**Exercise objective:** Return all lines where the word "مثلثان" can be found.

══════════════════════════════

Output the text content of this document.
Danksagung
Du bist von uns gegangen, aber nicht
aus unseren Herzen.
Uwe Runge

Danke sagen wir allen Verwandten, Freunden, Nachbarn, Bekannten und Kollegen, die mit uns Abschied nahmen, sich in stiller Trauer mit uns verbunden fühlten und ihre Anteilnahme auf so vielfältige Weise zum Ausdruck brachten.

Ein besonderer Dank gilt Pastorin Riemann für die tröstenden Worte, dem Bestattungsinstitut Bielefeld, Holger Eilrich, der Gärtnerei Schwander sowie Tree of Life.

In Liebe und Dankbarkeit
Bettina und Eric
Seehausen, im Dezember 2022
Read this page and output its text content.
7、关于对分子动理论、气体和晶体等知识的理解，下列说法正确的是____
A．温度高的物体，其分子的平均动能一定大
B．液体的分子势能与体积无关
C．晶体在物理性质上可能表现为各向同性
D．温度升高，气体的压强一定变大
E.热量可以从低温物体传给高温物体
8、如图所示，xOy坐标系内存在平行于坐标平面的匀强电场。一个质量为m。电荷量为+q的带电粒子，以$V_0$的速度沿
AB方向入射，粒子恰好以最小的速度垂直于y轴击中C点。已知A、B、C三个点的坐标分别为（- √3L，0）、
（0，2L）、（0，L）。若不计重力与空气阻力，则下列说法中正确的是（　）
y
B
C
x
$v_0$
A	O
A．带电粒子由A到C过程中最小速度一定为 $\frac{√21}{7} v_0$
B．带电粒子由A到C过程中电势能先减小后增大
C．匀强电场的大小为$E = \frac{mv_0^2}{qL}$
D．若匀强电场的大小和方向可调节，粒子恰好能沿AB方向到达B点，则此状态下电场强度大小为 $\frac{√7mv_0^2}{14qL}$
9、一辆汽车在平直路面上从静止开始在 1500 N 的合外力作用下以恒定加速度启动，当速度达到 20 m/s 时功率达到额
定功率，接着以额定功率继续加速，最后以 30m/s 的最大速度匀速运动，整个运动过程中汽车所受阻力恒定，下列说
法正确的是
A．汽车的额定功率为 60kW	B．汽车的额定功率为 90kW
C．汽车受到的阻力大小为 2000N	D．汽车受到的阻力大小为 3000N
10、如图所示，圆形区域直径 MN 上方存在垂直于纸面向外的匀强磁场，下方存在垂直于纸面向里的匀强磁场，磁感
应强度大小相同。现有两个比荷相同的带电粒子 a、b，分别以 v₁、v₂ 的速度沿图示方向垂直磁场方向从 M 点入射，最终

══════════════════════════════

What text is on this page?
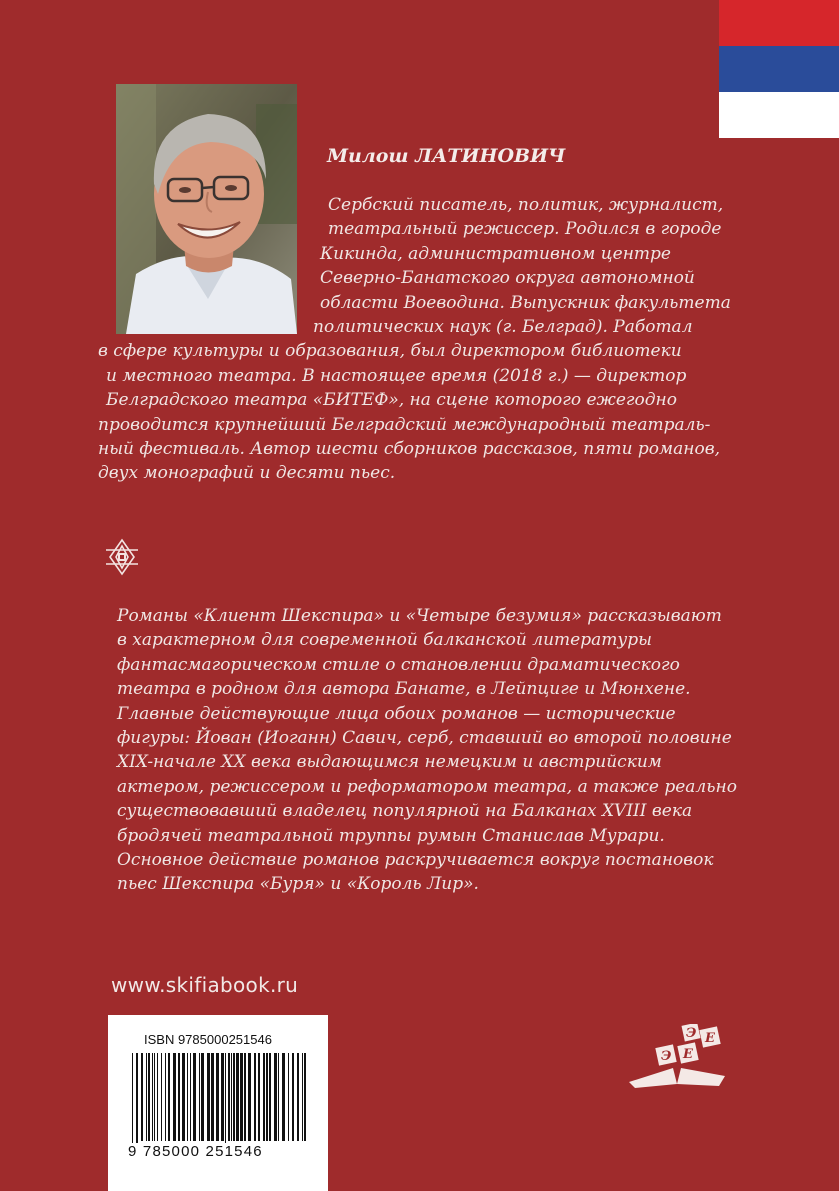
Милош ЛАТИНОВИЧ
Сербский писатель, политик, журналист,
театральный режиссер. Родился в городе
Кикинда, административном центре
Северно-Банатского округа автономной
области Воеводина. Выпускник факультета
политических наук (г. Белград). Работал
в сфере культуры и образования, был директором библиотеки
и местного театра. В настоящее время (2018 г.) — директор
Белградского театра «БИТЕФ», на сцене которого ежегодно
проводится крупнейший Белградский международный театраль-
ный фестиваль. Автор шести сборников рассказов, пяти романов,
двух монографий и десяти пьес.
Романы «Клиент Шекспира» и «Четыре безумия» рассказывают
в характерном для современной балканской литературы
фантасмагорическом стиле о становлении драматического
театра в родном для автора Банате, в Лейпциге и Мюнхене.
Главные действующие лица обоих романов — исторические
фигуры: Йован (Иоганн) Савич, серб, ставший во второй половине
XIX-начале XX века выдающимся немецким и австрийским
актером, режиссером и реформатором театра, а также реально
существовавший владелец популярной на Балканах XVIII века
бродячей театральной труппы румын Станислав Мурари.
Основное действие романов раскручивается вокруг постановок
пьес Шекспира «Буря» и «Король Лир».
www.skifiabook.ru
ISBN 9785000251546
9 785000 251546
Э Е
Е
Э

══════════════════════════════

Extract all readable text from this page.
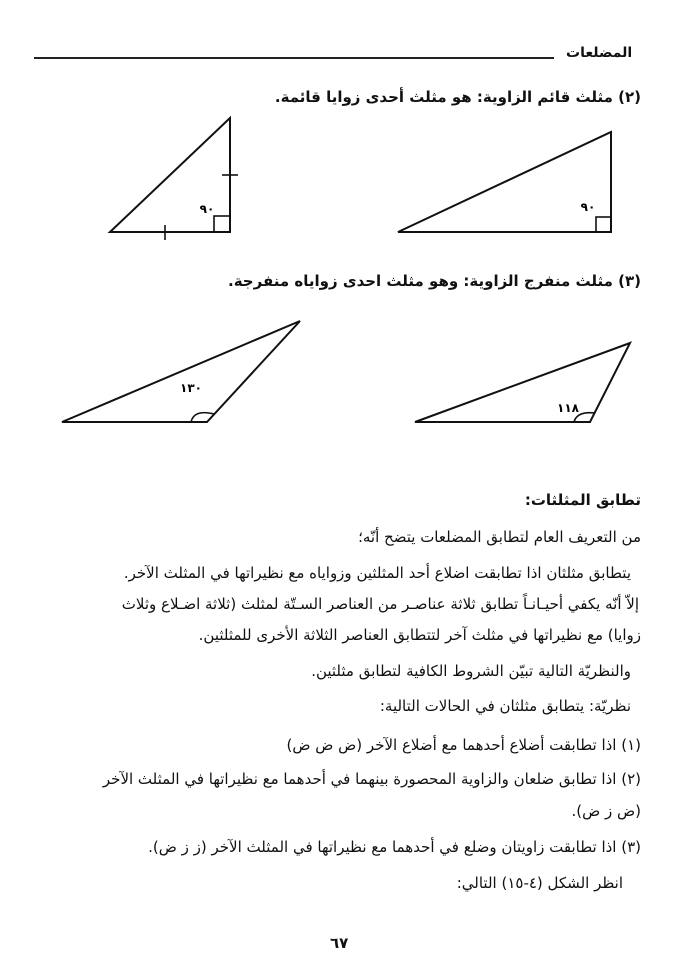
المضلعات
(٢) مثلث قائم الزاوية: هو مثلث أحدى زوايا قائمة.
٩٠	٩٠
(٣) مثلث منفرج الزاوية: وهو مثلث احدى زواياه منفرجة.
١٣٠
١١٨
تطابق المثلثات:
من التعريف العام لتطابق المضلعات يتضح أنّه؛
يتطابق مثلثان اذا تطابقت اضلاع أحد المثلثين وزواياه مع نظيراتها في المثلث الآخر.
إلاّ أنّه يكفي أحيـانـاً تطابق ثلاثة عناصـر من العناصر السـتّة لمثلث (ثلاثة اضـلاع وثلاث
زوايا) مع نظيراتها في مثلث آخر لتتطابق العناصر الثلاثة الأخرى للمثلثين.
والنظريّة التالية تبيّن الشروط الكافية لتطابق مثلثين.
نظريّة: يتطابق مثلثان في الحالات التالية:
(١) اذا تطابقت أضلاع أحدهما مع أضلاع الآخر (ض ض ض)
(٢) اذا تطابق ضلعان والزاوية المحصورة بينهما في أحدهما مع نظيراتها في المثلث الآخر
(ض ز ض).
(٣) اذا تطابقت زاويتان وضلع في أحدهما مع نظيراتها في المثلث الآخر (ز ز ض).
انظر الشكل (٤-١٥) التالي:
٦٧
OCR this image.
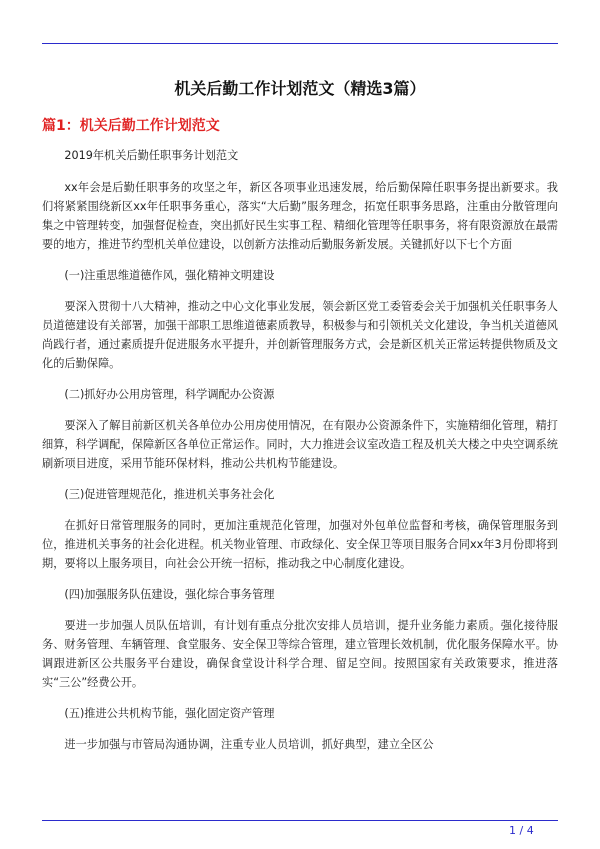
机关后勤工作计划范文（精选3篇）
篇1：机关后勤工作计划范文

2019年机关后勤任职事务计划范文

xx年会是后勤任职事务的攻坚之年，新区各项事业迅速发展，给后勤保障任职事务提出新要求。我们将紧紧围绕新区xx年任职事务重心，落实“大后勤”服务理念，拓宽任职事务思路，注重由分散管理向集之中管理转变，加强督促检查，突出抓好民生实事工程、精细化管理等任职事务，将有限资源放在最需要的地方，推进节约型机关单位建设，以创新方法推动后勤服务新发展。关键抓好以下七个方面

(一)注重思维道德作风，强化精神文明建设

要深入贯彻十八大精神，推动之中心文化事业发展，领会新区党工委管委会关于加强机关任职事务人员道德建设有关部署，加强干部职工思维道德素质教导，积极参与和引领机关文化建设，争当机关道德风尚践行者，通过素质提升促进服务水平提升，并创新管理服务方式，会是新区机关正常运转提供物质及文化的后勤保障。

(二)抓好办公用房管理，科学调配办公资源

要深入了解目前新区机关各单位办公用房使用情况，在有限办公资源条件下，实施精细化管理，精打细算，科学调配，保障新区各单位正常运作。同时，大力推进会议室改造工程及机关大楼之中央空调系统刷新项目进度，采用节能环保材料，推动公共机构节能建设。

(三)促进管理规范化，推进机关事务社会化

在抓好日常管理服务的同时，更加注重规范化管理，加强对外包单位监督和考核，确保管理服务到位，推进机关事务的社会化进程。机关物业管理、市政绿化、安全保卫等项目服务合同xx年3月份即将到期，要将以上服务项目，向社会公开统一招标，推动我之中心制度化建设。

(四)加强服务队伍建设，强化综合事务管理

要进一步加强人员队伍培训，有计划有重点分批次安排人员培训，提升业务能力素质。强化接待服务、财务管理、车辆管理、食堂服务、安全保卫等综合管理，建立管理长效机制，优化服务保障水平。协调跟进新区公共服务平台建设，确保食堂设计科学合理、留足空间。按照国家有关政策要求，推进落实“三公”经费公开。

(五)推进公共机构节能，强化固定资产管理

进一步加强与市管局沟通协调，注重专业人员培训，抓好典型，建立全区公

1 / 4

══════════════════════════════

**Output:**
يتطابق مثلثان اذا تطابقت اضلاع أحد المثلثين وزواياه مع نظيراتها في المثلث الآخر.
نظريّة: يتطابق مثلثان في الحالات التالية:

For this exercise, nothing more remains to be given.